* _Given passage_
====

A:\boot 386bsd.ddb wd1d

then..:

          Text 466944
          Data 20480
          Start 0xfe000000
          can't open emm
          386BSD Release 1.0 by William & Lynne Jolitz. [1.0.22  10/27/94 15:32]
          Copyright (c) 1989-1994 William F. Jolitz. All rights reserved.
          clk:  irq0
          pc: pc0 <color> port 60 irq1
          aux:  port 310 irq12
          wd: wd0 <QEMU HARDDISK> wd1 <QEMU HARDDISK>  port 1f0 irq14
          fd: fd0: 1.44M port 3f0 irq6 drq2
          com: com1: fifo port 3f8 irq4
          lpt: lpt0  port 378 irq7
          npx: npx: irq13
          mcd:  port 300 irq10
          erase ^?, kill ^U, intr ^C
          # ./install

Yes, US/Pacific is fine, partitioning, not so much.

Dugo 23:54, 4 May 2010 (UTC)

Building a Kernel Program

The default kernel works like total crap for after the install. I didn't make a /.config file for it, but that shouldn't stop it from understanding inet. Let's try the book:

Building a Kernel Program

In use, this arrangement is much akin to the layout of utilities in the rest of the system. To build a stock kernel out of the stock release, type make in the kernel directory (/usr/src/kernel).

Can't be that simpel. The Makefile looks for stock.mk, which isn't there.

====

* _Material provided_

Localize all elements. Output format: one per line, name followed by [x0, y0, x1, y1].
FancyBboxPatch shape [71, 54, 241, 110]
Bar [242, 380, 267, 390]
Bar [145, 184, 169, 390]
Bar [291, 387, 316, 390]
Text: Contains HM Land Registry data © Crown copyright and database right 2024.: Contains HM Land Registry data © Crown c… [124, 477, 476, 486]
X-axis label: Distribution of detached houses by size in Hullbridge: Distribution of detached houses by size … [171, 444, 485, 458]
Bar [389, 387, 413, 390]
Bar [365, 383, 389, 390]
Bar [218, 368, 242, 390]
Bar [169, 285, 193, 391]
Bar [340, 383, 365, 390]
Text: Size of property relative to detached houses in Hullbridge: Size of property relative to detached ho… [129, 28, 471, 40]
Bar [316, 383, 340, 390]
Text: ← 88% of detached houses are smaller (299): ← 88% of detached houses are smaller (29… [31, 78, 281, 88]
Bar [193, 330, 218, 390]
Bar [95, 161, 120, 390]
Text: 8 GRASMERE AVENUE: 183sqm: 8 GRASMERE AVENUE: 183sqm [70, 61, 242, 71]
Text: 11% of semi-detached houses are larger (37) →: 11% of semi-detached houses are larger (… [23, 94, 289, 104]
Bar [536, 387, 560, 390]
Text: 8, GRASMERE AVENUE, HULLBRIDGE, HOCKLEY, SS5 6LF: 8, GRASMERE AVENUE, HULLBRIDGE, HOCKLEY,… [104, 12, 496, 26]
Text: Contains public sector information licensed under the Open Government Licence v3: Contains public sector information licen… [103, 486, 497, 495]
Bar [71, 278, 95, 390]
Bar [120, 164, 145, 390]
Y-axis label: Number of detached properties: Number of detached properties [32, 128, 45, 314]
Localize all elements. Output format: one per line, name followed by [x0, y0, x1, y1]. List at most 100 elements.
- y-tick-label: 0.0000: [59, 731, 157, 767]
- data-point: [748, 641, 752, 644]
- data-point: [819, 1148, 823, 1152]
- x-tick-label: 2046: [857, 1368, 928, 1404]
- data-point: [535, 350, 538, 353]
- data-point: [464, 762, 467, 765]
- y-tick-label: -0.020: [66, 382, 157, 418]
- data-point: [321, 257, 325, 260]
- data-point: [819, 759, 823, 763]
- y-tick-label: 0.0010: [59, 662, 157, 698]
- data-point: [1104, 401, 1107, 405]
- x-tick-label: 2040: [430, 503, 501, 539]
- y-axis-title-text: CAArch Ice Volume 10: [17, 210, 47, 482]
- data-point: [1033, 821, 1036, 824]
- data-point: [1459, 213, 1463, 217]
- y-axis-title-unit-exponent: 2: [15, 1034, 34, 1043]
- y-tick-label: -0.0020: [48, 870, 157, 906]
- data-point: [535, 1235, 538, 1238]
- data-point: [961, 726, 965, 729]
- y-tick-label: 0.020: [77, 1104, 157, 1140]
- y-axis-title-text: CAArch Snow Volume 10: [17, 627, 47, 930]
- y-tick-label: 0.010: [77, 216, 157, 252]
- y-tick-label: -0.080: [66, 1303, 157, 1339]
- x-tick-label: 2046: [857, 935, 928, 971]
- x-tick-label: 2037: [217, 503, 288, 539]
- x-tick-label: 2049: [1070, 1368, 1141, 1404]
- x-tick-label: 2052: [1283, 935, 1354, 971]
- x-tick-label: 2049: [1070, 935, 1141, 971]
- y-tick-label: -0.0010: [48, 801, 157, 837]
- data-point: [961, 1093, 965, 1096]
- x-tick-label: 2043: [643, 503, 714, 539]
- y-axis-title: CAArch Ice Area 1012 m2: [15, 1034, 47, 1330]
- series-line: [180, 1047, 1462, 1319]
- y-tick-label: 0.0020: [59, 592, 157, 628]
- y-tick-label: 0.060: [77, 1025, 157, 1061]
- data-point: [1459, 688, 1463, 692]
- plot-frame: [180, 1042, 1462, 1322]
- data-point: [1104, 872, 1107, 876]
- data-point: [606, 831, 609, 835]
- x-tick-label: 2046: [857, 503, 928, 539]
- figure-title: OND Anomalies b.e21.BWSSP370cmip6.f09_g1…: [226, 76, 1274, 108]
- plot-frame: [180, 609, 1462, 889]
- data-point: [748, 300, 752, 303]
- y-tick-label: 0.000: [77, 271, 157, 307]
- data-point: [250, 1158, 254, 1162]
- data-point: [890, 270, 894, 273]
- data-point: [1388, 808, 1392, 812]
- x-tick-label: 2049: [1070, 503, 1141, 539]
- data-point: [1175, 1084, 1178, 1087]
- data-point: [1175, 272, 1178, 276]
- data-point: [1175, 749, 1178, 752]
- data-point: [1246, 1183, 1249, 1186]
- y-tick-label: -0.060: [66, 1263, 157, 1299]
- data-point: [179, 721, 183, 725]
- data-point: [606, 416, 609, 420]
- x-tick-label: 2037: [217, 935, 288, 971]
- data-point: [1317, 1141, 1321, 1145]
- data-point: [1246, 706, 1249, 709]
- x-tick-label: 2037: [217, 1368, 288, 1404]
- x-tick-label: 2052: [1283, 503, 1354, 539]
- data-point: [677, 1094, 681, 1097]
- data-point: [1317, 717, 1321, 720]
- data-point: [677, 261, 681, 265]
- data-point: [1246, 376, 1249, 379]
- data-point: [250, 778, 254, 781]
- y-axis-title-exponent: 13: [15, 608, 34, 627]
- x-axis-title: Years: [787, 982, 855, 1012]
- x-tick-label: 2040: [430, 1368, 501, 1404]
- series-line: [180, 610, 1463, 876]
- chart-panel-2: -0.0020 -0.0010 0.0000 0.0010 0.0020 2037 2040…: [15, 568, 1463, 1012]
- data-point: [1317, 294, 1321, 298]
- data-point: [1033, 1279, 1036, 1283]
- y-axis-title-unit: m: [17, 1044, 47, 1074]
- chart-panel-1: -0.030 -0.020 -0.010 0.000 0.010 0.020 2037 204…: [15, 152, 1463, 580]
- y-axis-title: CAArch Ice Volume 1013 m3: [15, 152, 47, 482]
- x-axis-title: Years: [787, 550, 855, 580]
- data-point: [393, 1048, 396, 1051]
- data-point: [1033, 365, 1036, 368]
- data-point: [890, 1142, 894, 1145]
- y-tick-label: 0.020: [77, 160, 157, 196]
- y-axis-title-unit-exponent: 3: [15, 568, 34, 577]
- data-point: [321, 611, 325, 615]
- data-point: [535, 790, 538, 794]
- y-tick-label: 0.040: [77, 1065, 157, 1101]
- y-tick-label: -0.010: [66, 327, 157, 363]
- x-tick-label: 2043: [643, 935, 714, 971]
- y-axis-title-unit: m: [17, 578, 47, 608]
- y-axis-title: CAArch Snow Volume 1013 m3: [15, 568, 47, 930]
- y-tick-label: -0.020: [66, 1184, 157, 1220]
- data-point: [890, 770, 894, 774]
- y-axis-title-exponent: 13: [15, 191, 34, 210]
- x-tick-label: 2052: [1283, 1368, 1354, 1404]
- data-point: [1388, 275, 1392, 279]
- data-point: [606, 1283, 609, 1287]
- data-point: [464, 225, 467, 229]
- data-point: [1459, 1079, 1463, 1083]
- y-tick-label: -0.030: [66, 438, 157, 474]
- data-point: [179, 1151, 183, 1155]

====

Please continue the notes on installing 386BSD, starting right after the line about the Makefile looking for a missing stock.mk.

* _In response_
The stock kernel simply selects the modules necessary to run the system on a ordinary IBM clone PC. This defacto industry standard is a system with a video display, IDE drive, floppy, serial and parallel ports.

Ok,ok, back then the industry standard was running without ethernet adapters, now I understand.

Other "ready-made" configurations are available in the configuration subdirectory, by copying one to the computer's hostname file (ex: host "foo" would use the config/foo.mk file). Custom configurations may be made by editing the file with a text editor.

On initial (re)configuration, the configured kernel should have its compilation dependencies set by issuing a make depend. A stale set of object files can be erased by issuing a make clean prior to recreating a kernel.

Which one do you copy? Know what, will just use what the Jolitzes used on their laptop.

hostname odysseus
mount -u /
cd /usr/src/kernel
make clean
make depend
make

And then the whole thing breaks, moaning about Unclosed conditionals starting with config.std.mk. When you look at it, you see a .if an a .endif plus a bunch of .include. Looks closed to me. To be continued....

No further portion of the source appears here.